Records about charts and figures
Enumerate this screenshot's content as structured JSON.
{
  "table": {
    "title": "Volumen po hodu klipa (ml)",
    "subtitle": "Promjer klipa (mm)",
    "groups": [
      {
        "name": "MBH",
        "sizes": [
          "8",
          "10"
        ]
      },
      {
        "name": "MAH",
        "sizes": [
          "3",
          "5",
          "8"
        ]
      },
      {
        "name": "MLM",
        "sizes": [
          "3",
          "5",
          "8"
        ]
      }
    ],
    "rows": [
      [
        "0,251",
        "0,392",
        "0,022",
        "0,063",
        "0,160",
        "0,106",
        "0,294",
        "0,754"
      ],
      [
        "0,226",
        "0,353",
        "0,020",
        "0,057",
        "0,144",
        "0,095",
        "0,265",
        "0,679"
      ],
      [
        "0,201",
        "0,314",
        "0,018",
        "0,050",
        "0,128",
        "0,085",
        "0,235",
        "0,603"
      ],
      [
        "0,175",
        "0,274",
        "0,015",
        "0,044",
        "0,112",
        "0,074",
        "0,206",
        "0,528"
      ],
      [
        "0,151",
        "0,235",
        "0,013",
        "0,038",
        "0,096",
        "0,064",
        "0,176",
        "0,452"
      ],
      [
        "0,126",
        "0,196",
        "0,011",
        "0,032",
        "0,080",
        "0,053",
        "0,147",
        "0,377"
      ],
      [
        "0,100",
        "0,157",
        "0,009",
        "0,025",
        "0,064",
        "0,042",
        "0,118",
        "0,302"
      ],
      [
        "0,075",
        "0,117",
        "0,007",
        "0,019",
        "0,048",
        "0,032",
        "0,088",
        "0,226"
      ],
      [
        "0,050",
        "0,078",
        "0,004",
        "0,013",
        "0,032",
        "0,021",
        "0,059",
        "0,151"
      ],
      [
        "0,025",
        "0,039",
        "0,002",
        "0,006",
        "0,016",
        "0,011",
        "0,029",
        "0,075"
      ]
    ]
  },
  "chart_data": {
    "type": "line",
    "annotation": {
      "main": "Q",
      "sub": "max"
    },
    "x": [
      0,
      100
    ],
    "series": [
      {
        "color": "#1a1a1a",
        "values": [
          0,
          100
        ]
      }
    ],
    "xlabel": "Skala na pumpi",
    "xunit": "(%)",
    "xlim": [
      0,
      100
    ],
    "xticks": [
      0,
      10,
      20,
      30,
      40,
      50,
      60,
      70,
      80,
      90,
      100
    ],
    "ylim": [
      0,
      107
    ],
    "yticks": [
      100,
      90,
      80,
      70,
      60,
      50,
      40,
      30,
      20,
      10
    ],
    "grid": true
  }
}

Description of the task: Quote the data above in full, changing nothing.

Solution to the problem:
Enumerate this screenshot's content as structured JSON.
{
  "table": {
    "title": "Volumen po hodu klipa (ml)",
    "subtitle": "Promjer klipa (mm)",
    "groups": [
      {
        "name": "MBH",
        "sizes": [
          "8",
          "10"
        ]
      },
      {
        "name": "MAH",
        "sizes": [
          "3",
          "5",
          "8"
        ]
      },
      {
        "name": "MLM",
        "sizes": [
          "3",
          "5",
          "8"
        ]
      }
    ],
    "rows": [
      [
        "0,251",
        "0,392",
        "0,022",
        "0,063",
        "0,160",
        "0,106",
        "0,294",
        "0,754"
      ],
      [
        "0,226",
        "0,353",
        "0,020",
        "0,057",
        "0,144",
        "0,095",
        "0,265",
        "0,679"
      ],
      [
        "0,201",
        "0,314",
        "0,018",
        "0,050",
        "0,128",
        "0,085",
        "0,235",
        "0,603"
      ],
      [
        "0,175",
        "0,274",
        "0,015",
        "0,044",
        "0,112",
        "0,074",
        "0,206",
        "0,528"
      ],
      [
        "0,151",
        "0,235",
        "0,013",
        "0,038",
        "0,096",
        "0,064",
        "0,176",
        "0,452"
      ],
      [
        "0,126",
        "0,196",
        "0,011",
        "0,032",
        "0,080",
        "0,053",
        "0,147",
        "0,377"
      ],
      [
        "0,100",
        "0,157",
        "0,009",
        "0,025",
        "0,064",
        "0,042",
        "0,118",
        "0,302"
      ],
      [
        "0,075",
        "0,117",
        "0,007",
        "0,019",
        "0,048",
        "0,032",
        "0,088",
        "0,226"
      ],
      [
        "0,050",
        "0,078",
        "0,004",
        "0,013",
        "0,032",
        "0,021",
        "0,059",
        "0,151"
      ],
      [
        "0,025",
        "0,039",
        "0,002",
        "0,006",
        "0,016",
        "0,011",
        "0,029",
        "0,075"
      ]
    ]
  },
  "chart_data": {
    "type": "line",
    "annotation": {
      "main": "Q",
      "sub": "max"
    },
    "x": [
      0,
      100
    ],
    "series": [
      {
        "color": "#1a1a1a",
        "values": [
          0,
          100
        ]
      }
    ],
    "xlabel": "Skala na pumpi",
    "xunit": "(%)",
    "xlim": [
      0,
      100
    ],
    "xticks": [
      0,
      10,
      20,
      30,
      40,
      50,
      60,
      70,
      80,
      90,
      100
    ],
    "ylim": [
      0,
      107
    ],
    "yticks": [
      100,
      90,
      80,
      70,
      60,
      50,
      40,
      30,
      20,
      10
    ],
    "grid": true
  }
}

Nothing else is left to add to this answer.